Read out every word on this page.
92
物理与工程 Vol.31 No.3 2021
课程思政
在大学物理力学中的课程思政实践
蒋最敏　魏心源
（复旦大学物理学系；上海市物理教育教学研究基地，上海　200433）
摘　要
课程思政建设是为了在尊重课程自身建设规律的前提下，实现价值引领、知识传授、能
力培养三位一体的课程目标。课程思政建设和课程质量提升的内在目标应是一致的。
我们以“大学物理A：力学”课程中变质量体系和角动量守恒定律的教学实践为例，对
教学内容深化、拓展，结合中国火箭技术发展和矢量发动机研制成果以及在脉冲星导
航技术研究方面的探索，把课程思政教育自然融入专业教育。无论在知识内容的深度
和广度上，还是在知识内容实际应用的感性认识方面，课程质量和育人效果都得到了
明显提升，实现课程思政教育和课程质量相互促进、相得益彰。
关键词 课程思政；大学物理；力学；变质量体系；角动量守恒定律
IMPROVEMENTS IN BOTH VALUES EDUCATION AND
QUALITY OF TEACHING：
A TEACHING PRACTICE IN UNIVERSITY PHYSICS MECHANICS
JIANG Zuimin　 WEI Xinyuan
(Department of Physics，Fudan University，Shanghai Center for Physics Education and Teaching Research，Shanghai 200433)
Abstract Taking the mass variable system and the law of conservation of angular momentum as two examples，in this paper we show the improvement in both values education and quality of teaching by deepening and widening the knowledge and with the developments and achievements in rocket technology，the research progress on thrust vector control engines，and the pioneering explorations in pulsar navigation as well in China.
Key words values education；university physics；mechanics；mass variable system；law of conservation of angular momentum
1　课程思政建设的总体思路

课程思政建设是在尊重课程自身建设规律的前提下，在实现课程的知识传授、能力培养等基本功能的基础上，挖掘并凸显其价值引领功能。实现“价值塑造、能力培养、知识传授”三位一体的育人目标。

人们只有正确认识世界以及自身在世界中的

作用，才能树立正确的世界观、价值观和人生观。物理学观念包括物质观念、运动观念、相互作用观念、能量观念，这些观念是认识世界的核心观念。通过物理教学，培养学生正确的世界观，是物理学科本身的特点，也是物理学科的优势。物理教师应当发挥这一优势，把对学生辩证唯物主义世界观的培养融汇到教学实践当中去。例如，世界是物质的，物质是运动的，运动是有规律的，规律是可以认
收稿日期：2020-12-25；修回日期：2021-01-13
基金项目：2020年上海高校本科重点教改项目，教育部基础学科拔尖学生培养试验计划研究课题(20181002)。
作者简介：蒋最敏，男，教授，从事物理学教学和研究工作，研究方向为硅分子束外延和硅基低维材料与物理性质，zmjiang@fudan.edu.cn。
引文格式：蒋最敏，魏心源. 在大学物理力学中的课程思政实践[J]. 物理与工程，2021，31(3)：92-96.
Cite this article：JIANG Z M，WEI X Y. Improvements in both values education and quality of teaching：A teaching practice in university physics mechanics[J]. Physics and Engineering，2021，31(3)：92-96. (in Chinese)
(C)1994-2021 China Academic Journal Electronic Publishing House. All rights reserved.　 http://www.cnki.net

* **What to do**
Copy out the whole listing exactly; please set it all down.

* **Solution to the exercise**
Read out every word on this page.
92
物理与工程 Vol.31 No.3 2021
课程思政
在大学物理力学中的课程思政实践
蒋最敏　魏心源
（复旦大学物理学系；上海市物理教育教学研究基地，上海　200433）
摘　要
课程思政建设是为了在尊重课程自身建设规律的前提下，实现价值引领、知识传授、能
力培养三位一体的课程目标。课程思政建设和课程质量提升的内在目标应是一致的。
我们以“大学物理A：力学”课程中变质量体系和角动量守恒定律的教学实践为例，对
教学内容深化、拓展，结合中国火箭技术发展和矢量发动机研制成果以及在脉冲星导
航技术研究方面的探索，把课程思政教育自然融入专业教育。无论在知识内容的深度
和广度上，还是在知识内容实际应用的感性认识方面，课程质量和育人效果都得到了
明显提升，实现课程思政教育和课程质量相互促进、相得益彰。
关键词 课程思政；大学物理；力学；变质量体系；角动量守恒定律
IMPROVEMENTS IN BOTH VALUES EDUCATION AND
QUALITY OF TEACHING：
A TEACHING PRACTICE IN UNIVERSITY PHYSICS MECHANICS
JIANG Zuimin　 WEI Xinyuan
(Department of Physics，Fudan University，Shanghai Center for Physics Education and Teaching Research，Shanghai 200433)
Abstract Taking the mass variable system and the law of conservation of angular momentum as two examples，in this paper we show the improvement in both values education and quality of teaching by deepening and widening the knowledge and with the developments and achievements in rocket technology，the research progress on thrust vector control engines，and the pioneering explorations in pulsar navigation as well in China.
Key words values education；university physics；mechanics；mass variable system；law of conservation of angular momentum
1　课程思政建设的总体思路

课程思政建设是在尊重课程自身建设规律的前提下，在实现课程的知识传授、能力培养等基本功能的基础上，挖掘并凸显其价值引领功能。实现“价值塑造、能力培养、知识传授”三位一体的育人目标。

人们只有正确认识世界以及自身在世界中的

作用，才能树立正确的世界观、价值观和人生观。物理学观念包括物质观念、运动观念、相互作用观念、能量观念，这些观念是认识世界的核心观念。通过物理教学，培养学生正确的世界观，是物理学科本身的特点，也是物理学科的优势。物理教师应当发挥这一优势，把对学生辩证唯物主义世界观的培养融汇到教学实践当中去。例如，世界是物质的，物质是运动的，运动是有规律的，规律是可以认
收稿日期：2020-12-25；修回日期：2021-01-13
基金项目：2020年上海高校本科重点教改项目，教育部基础学科拔尖学生培养试验计划研究课题(20181002)。
作者简介：蒋最敏，男，教授，从事物理学教学和研究工作，研究方向为硅分子束外延和硅基低维材料与物理性质，zmjiang@fudan.edu.cn。
引文格式：蒋最敏，魏心源. 在大学物理力学中的课程思政实践[J]. 物理与工程，2021，31(3)：92-96.
Cite this article：JIANG Z M，WEI X Y. Improvements in both values education and quality of teaching：A teaching practice in university physics mechanics[J]. Physics and Engineering，2021，31(3)：92-96. (in Chinese)
(C)1994-2021 China Academic Journal Electronic Publishing House. All rights reserved.　 http://www.cnki.net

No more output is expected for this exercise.